To do
Search the data for the word "Bereich" and copy every line where it occurs.

#####

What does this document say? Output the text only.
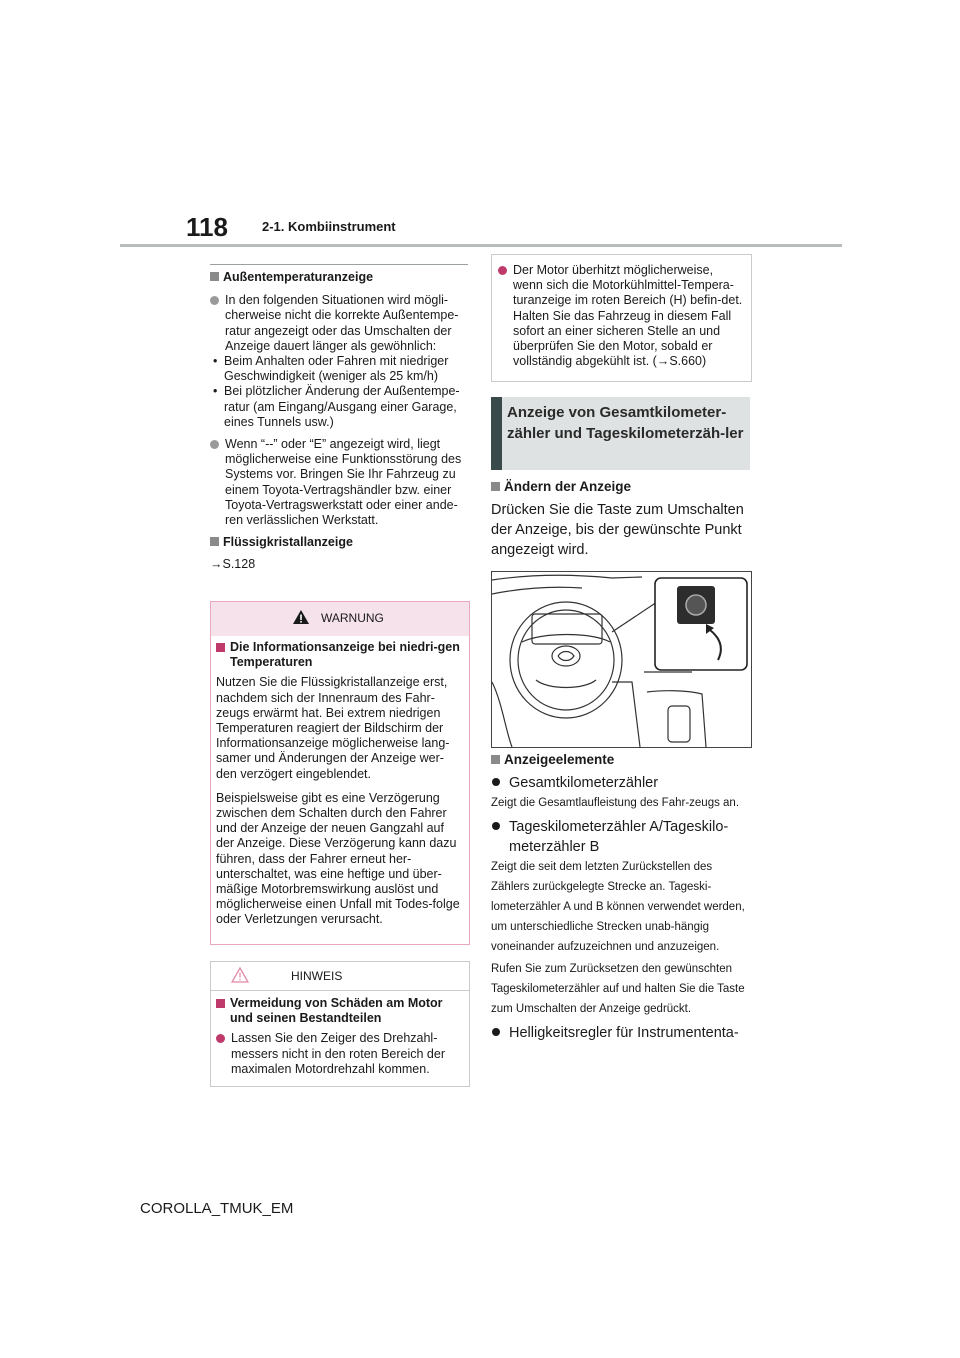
118	2-1. Kombiinstrument
Außentemperaturanzeige
In den folgenden Situationen wird mögli-cherweise nicht die korrekte Außentempe-ratur angezeigt oder das Umschalten der Anzeige dauert länger als gewöhnlich:
• Beim Anhalten oder Fahren mit niedriger Geschwindigkeit (weniger als 25 km/h)
• Bei plötzlicher Änderung der Außentempe-ratur (am Eingang/Ausgang einer Garage, eines Tunnels usw.)
Wenn “--” oder “E” angezeigt wird, liegt möglicherweise eine Funktionsstörung des Systems vor. Bringen Sie Ihr Fahrzeug zu einem Toyota-Vertragshändler bzw. einer Toyota-Vertragswerkstatt oder einer ande-ren verlässlichen Werkstatt.
Flüssigkristallanzeige
→S.128
WARNUNG
Die Informationsanzeige bei niedri-gen Temperaturen
Nutzen Sie die Flüssigkristallanzeige erst, nachdem sich der Innenraum des Fahr-zeugs erwärmt hat. Bei extrem niedrigen Temperaturen reagiert der Bildschirm der Informationsanzeige möglicherweise lang-samer und Änderungen der Anzeige wer-den verzögert eingeblendet.
Beispielsweise gibt es eine Verzögerung zwischen dem Schalten durch den Fahrer und der Anzeige der neuen Gangzahl auf der Anzeige. Diese Verzögerung kann dazu führen, dass der Fahrer erneut her-unterschaltet, was eine heftige und über-mäßige Motorbremswirkung auslöst und möglicherweise einen Unfall mit Todes-folge oder Verletzungen verursacht.
HINWEIS
Vermeidung von Schäden am Motor und seinen Bestandteilen
Lassen Sie den Zeiger des Drehzahl-messers nicht in den roten Bereich der maximalen Motordrehzahl kommen.
Der Motor überhitzt möglicherweise, wenn sich die Motorkühlmittel-Tempera-turanzeige im roten Bereich (H) befin-det. Halten Sie das Fahrzeug in diesem Fall sofort an einer sicheren Stelle an und überprüfen Sie den Motor, sobald er vollständig abgekühlt ist. (→S.660)
Anzeige von Gesamtkilometer-zähler und Tageskilometerzäh-ler
Ändern der Anzeige
Drücken Sie die Taste zum Umschalten der Anzeige, bis der gewünschte Punkt angezeigt wird.
Anzeigeelemente
Gesamtkilometerzähler
Zeigt die Gesamtlaufleistung des Fahr-zeugs an.
Tageskilometerzähler A/Tageskilo-meterzähler B
Zeigt die seit dem letzten Zurückstellen des Zählers zurückgelegte Strecke an. Tageski-lometerzähler A und B können verwendet werden, um unterschiedliche Strecken unab-hängig voneinander aufzuzeichnen und anzuzeigen.
Rufen Sie zum Zurücksetzen den gewünschten Tageskilometerzähler auf und halten Sie die Taste zum Umschalten der Anzeige gedrückt.
Helligkeitsregler für Instrumententa-
COROLLA_TMUK_EM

#####

Task response
Lassen Sie den Zeiger des Drehzahl-messers nicht in den roten Bereich der maximalen Motordrehzahl kommen.
Der Motor überhitzt möglicherweise, wenn sich die Motorkühlmittel-Tempera-turanzeige im roten Bereich (H) befin-det. Halten Sie das Fahrzeug in diesem Fall sofort an einer sicheren Stelle an und überprüfen Sie den Motor, sobald er vollständig abgekühlt ist. (→S.660)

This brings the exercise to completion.